# Supplied data
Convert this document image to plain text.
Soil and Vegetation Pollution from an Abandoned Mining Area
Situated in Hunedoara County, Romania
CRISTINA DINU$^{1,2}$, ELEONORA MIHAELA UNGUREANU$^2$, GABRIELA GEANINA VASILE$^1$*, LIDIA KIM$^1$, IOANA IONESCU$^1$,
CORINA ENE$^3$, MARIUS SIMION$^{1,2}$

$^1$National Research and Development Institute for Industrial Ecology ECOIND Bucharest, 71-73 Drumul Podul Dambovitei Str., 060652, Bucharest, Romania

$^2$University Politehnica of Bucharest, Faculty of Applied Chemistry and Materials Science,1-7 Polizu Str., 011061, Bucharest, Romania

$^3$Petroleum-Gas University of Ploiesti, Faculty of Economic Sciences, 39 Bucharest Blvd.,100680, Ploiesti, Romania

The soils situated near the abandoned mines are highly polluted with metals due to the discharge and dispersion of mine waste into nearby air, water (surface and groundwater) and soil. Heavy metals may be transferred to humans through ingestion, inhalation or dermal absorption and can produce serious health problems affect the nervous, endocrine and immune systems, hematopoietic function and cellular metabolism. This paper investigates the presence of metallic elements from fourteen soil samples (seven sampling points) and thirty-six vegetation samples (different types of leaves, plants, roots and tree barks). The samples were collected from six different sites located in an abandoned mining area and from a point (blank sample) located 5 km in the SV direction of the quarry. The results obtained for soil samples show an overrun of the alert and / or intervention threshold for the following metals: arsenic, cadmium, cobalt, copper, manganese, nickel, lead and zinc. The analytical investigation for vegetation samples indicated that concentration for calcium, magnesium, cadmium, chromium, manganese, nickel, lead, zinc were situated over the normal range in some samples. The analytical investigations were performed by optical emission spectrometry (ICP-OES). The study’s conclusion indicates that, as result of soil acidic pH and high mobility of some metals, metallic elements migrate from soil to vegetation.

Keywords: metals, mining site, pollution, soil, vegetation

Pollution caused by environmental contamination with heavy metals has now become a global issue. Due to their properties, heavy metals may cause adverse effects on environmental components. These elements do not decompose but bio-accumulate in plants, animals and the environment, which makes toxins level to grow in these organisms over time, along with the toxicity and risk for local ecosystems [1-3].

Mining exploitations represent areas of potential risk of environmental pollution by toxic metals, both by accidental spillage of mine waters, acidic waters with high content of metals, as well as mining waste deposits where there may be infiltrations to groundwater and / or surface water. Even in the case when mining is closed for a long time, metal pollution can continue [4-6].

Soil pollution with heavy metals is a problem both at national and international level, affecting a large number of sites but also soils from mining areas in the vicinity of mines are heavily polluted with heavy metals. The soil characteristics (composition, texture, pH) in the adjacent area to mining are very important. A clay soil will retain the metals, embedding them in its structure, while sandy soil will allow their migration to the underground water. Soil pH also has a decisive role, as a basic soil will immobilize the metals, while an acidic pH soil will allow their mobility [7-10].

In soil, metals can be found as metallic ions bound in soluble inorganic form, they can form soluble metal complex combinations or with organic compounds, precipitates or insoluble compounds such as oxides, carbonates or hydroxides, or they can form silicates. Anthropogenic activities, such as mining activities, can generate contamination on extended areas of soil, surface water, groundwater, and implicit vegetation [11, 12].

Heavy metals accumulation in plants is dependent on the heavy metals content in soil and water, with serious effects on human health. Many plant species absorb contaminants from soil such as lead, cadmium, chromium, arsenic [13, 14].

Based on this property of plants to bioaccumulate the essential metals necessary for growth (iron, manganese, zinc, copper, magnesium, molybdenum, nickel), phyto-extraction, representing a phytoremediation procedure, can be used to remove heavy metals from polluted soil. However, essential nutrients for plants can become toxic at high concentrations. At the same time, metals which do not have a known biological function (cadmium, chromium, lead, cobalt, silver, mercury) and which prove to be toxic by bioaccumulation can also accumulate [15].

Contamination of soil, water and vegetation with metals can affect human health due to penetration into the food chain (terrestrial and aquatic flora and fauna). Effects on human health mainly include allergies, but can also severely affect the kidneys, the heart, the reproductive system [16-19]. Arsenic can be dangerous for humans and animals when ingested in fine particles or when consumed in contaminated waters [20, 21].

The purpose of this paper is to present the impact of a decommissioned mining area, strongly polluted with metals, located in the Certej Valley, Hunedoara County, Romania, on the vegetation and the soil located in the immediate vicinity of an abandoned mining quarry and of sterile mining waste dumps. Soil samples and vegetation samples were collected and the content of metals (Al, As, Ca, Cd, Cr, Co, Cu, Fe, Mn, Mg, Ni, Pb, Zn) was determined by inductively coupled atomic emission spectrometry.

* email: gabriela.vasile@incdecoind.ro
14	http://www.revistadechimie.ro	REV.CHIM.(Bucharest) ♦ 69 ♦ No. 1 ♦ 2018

# Task item
Whenever the string "surface" shows up in a line of the records, copy that line.

# Exercise answer
The soils situated near the abandoned mines are highly polluted with metals due to the discharge and dispersion of mine waste into nearby air, water (surface and groundwater) and soil. Heavy metals may be transferred to humans through ingestion, inhalation or dermal absorption and can produce serious health problems affect the nervous, endocrine and immune systems, hematopoietic function and cellular metabolism. This paper investigates the presence of metallic elements from fourteen soil samples (seven sampling points) and thirty-six vegetation samples (different types of leaves, plants, roots and tree barks). The samples were collected from six different sites located in an abandoned mining area and from a point (blank sample) located 5 km in the SV direction of the quarry. The results obtained for soil samples show an overrun of the alert and / or intervention threshold for the following metals: arsenic, cadmium, cobalt, copper, manganese, nickel, lead and zinc. The analytical investigation for vegetation samples indicated that concentration for calcium, magnesium, cadmium, chromium, manganese, nickel, lead, zinc were situated over the normal range in some samples. The analytical investigations were performed by optical emission spectrometry (ICP-OES). The study’s conclusion indicates that, as result of soil acidic pH and high mobility of some metals, metallic elements migrate from soil to vegetation.
Mining exploitations represent areas of potential risk of environmental pollution by toxic metals, both by accidental spillage of mine waters, acidic waters with high content of metals, as well as mining waste deposits where there may be infiltrations to groundwater and / or surface water. Even in the case when mining is closed for a long time, metal pollution can continue [4-6].
In soil, metals can be found as metallic ions bound in soluble inorganic form, they can form soluble metal complex combinations or with organic compounds, precipitates or insoluble compounds such as oxides, carbonates or hydroxides, or they can form silicates. Anthropogenic activities, such as mining activities, can generate contamination on extended areas of soil, surface water, groundwater, and implicit vegetation [11, 12].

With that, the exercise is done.